→ **DATA ROWS**
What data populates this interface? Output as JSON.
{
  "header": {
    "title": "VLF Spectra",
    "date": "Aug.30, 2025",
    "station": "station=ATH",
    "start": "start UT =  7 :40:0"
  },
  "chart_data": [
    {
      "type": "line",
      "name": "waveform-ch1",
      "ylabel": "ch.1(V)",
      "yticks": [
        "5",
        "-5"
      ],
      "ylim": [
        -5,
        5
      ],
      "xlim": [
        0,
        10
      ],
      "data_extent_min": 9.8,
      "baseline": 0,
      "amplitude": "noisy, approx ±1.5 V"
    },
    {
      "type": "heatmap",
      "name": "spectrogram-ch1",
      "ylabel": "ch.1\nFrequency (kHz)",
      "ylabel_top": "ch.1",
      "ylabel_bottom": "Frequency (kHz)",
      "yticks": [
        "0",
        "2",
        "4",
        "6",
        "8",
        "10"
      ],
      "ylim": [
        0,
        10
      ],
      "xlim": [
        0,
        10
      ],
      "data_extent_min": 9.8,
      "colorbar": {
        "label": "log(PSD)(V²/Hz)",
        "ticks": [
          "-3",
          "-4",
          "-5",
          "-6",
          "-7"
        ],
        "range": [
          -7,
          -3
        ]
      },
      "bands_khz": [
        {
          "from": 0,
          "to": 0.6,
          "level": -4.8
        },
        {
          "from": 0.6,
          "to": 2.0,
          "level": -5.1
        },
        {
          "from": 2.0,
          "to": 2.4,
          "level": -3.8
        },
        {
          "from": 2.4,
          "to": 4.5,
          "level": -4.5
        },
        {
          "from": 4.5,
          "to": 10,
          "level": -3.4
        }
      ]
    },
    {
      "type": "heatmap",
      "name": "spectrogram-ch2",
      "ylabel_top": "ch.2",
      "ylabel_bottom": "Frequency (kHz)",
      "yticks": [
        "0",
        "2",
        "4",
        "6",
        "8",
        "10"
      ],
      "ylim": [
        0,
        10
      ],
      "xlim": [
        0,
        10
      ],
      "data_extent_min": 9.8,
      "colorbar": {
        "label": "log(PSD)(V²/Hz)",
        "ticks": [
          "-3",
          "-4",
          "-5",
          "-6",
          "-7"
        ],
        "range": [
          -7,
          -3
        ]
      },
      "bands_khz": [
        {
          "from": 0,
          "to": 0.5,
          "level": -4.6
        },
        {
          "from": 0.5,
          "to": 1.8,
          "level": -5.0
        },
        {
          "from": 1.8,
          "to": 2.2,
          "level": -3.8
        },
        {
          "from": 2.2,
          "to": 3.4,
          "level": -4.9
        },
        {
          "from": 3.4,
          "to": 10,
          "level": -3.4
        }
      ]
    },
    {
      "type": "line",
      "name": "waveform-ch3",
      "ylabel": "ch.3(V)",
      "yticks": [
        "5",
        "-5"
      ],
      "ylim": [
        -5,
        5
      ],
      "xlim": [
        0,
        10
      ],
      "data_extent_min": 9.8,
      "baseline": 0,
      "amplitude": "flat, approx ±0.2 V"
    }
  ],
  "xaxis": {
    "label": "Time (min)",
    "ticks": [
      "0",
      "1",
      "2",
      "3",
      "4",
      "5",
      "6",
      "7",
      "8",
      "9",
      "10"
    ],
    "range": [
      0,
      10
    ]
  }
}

→ **EXERCISE TASK**
Reproduce the full listing word for word.

→ **SOLUTION FOR THIS EXERCISE**
What data populates this interface? Output as JSON.
{
  "header": {
    "title": "VLF Spectra",
    "date": "Aug.30, 2025",
    "station": "station=ATH",
    "start": "start UT =  7 :40:0"
  },
  "chart_data": [
    {
      "type": "line",
      "name": "waveform-ch1",
      "ylabel": "ch.1(V)",
      "yticks": [
        "5",
        "-5"
      ],
      "ylim": [
        -5,
        5
      ],
      "xlim": [
        0,
        10
      ],
      "data_extent_min": 9.8,
      "baseline": 0,
      "amplitude": "noisy, approx ±1.5 V"
    },
    {
      "type": "heatmap",
      "name": "spectrogram-ch1",
      "ylabel": "ch.1\nFrequency (kHz)",
      "ylabel_top": "ch.1",
      "ylabel_bottom": "Frequency (kHz)",
      "yticks": [
        "0",
        "2",
        "4",
        "6",
        "8",
        "10"
      ],
      "ylim": [
        0,
        10
      ],
      "xlim": [
        0,
        10
      ],
      "data_extent_min": 9.8,
      "colorbar": {
        "label": "log(PSD)(V²/Hz)",
        "ticks": [
          "-3",
          "-4",
          "-5",
          "-6",
          "-7"
        ],
        "range": [
          -7,
          -3
        ]
      },
      "bands_khz": [
        {
          "from": 0,
          "to": 0.6,
          "level": -4.8
        },
        {
          "from": 0.6,
          "to": 2.0,
          "level": -5.1
        },
        {
          "from": 2.0,
          "to": 2.4,
          "level": -3.8
        },
        {
          "from": 2.4,
          "to": 4.5,
          "level": -4.5
        },
        {
          "from": 4.5,
          "to": 10,
          "level": -3.4
        }
      ]
    },
    {
      "type": "heatmap",
      "name": "spectrogram-ch2",
      "ylabel_top": "ch.2",
      "ylabel_bottom": "Frequency (kHz)",
      "yticks": [
        "0",
        "2",
        "4",
        "6",
        "8",
        "10"
      ],
      "ylim": [
        0,
        10
      ],
      "xlim": [
        0,
        10
      ],
      "data_extent_min": 9.8,
      "colorbar": {
        "label": "log(PSD)(V²/Hz)",
        "ticks": [
          "-3",
          "-4",
          "-5",
          "-6",
          "-7"
        ],
        "range": [
          -7,
          -3
        ]
      },
      "bands_khz": [
        {
          "from": 0,
          "to": 0.5,
          "level": -4.6
        },
        {
          "from": 0.5,
          "to": 1.8,
          "level": -5.0
        },
        {
          "from": 1.8,
          "to": 2.2,
          "level": -3.8
        },
        {
          "from": 2.2,
          "to": 3.4,
          "level": -4.9
        },
        {
          "from": 3.4,
          "to": 10,
          "level": -3.4
        }
      ]
    },
    {
      "type": "line",
      "name": "waveform-ch3",
      "ylabel": "ch.3(V)",
      "yticks": [
        "5",
        "-5"
      ],
      "ylim": [
        -5,
        5
      ],
      "xlim": [
        0,
        10
      ],
      "data_extent_min": 9.8,
      "baseline": 0,
      "amplitude": "flat, approx ±0.2 V"
    }
  ],
  "xaxis": {
    "label": "Time (min)",
    "ticks": [
      "0",
      "1",
      "2",
      "3",
      "4",
      "5",
      "6",
      "7",
      "8",
      "9",
      "10"
    ],
    "range": [
      0,
      10
    ]
  }
}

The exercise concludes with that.